AIM OF THE EXERCISE — Verbatim output of all the material below is required.

** BEGIN DATA ROWS **

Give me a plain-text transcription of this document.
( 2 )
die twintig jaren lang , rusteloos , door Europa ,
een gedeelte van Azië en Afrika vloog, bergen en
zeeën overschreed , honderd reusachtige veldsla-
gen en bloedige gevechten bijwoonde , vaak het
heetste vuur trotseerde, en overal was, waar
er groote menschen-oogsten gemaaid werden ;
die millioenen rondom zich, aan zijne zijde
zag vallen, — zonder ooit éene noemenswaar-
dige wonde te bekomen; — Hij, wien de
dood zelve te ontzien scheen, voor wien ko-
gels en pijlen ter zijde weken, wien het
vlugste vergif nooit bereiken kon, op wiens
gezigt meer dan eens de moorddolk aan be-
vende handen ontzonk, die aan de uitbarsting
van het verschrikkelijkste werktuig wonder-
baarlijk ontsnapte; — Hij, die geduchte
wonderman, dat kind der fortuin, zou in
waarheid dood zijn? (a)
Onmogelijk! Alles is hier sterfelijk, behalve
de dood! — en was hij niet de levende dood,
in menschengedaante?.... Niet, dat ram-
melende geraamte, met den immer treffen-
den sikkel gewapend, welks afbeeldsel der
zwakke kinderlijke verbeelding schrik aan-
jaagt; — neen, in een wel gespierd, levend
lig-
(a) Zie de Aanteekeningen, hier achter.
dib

** END DATA ROWS **

COMPLETE RESPONSE —
Give me a plain-text transcription of this document.
( 2 )
die twintig jaren lang , rusteloos , door Europa ,
een gedeelte van Azië en Afrika vloog, bergen en
zeeën overschreed , honderd reusachtige veldsla-
gen en bloedige gevechten bijwoonde , vaak het
heetste vuur trotseerde, en overal was, waar
er groote menschen-oogsten gemaaid werden ;
die millioenen rondom zich, aan zijne zijde
zag vallen, — zonder ooit éene noemenswaar-
dige wonde te bekomen; — Hij, wien de
dood zelve te ontzien scheen, voor wien ko-
gels en pijlen ter zijde weken, wien het
vlugste vergif nooit bereiken kon, op wiens
gezigt meer dan eens de moorddolk aan be-
vende handen ontzonk, die aan de uitbarsting
van het verschrikkelijkste werktuig wonder-
baarlijk ontsnapte; — Hij, die geduchte
wonderman, dat kind der fortuin, zou in
waarheid dood zijn? (a)
Onmogelijk! Alles is hier sterfelijk, behalve
de dood! — en was hij niet de levende dood,
in menschengedaante?.... Niet, dat ram-
melende geraamte, met den immer treffen-
den sikkel gewapend, welks afbeeldsel der
zwakke kinderlijke verbeelding schrik aan-
jaagt; — neen, in een wel gespierd, levend
lig-
(a) Zie de Aanteekeningen, hier achter.
dib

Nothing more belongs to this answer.